▸ **Given exercise**
List every line of the listing below that contains the string "消耗武将", copying each line in full.

▸ **Record extracts**
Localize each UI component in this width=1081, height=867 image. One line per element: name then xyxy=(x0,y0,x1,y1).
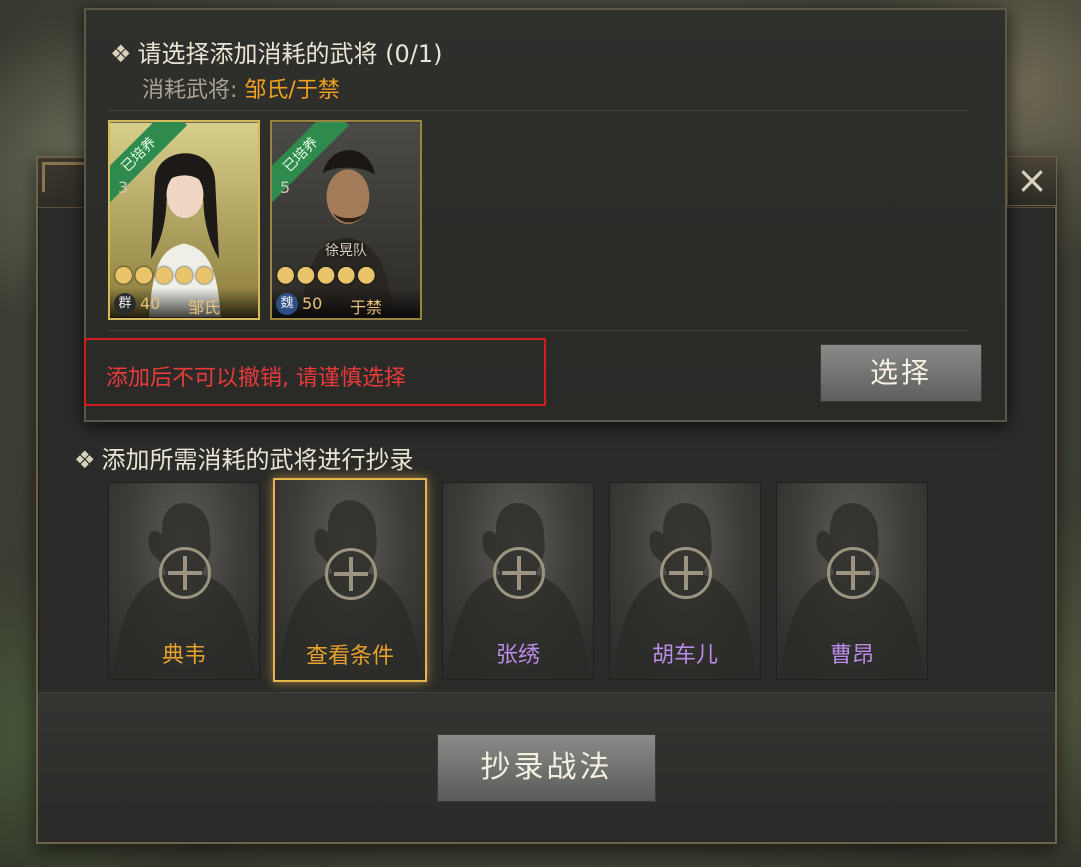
bullet-icon: ❖ xyxy=(110,40,132,68)
hero-card-zou[interactable]: 已培养 3 ●●●●● 群 40 邹氏 xyxy=(108,120,260,320)
popup-subtitle: 消耗武将: 邹氏/于禁 xyxy=(142,78,340,103)
plus-icon xyxy=(660,547,712,599)
faction-badge: 群 xyxy=(114,293,136,315)
bullet-icon: ❖ xyxy=(74,446,96,474)
slot-4[interactable]: 曹昂 xyxy=(776,482,928,680)
slot-3[interactable]: 胡车儿 xyxy=(609,482,761,680)
slot-1[interactable]: 查看条件 xyxy=(273,478,427,682)
hero-cost: 40 xyxy=(140,294,161,313)
select-hero-popup: ❖ 请选择添加消耗的武将 (0/1) 消耗武将: 邹氏/于禁 已培养 3 ●●●●… xyxy=(84,8,1007,422)
section-title: ❖ 添加所需消耗的武将进行抄录 xyxy=(74,446,414,474)
divider xyxy=(108,110,968,111)
hero-cost: 50 xyxy=(302,294,323,313)
hero-name: 于禁 xyxy=(350,298,383,317)
plus-icon xyxy=(159,547,211,599)
plus-icon xyxy=(325,548,377,600)
star-rating: ●●●●● xyxy=(114,262,215,287)
slot-label: 典韦 xyxy=(161,643,206,668)
warning-box: 添加后不可以撤销, 请谨慎选择 xyxy=(84,338,546,406)
slot-0[interactable]: 典韦 xyxy=(108,482,260,680)
slot-label: 查看条件 xyxy=(305,644,394,669)
close-icon: × xyxy=(1016,158,1048,202)
faction-badge: 魏 xyxy=(276,293,298,315)
troop-name: 徐晃队 xyxy=(325,243,367,259)
slot-label: 胡车儿 xyxy=(651,643,718,668)
close-button[interactable]: × xyxy=(1007,156,1057,206)
hero-card-yujin[interactable]: 已培养 5 徐晃队 ●●●●● 魏 50 于禁 xyxy=(270,120,422,320)
plus-icon xyxy=(827,547,879,599)
hero-name: 邹氏 xyxy=(188,298,221,317)
hero-info: 魏 50 于禁 xyxy=(272,288,420,318)
slot-label: 张绣 xyxy=(495,643,540,668)
divider xyxy=(108,330,968,331)
plus-icon xyxy=(493,547,545,599)
slot-label: 曹昂 xyxy=(829,643,874,668)
popup-title: ❖ 请选择添加消耗的武将 (0/1) xyxy=(110,40,443,68)
hero-info: 群 40 邹氏 xyxy=(110,288,258,318)
corner-ornament-top-left xyxy=(42,162,86,192)
star-rating: ●●●●● xyxy=(276,262,377,287)
copy-tactic-button[interactable]: 抄录战法 xyxy=(437,734,656,802)
slot-2[interactable]: 张绣 xyxy=(442,482,594,680)
select-button[interactable]: 选择 xyxy=(820,344,982,402)
warning-text: 添加后不可以撤销, 请谨慎选择 xyxy=(106,366,406,391)
hero-level: 3 xyxy=(118,178,129,197)
hero-level: 5 xyxy=(280,178,291,197)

▸ **Correct result**
popup-subtitle: 消耗武将: 邹氏/于禁 xyxy=(142,78,340,103)
select-hero-popup: ❖ 请选择添加消耗的武将 (0/1) 消耗武将: 邹氏/于禁 已培养 3 ●●●●… xyxy=(84,8,1007,422)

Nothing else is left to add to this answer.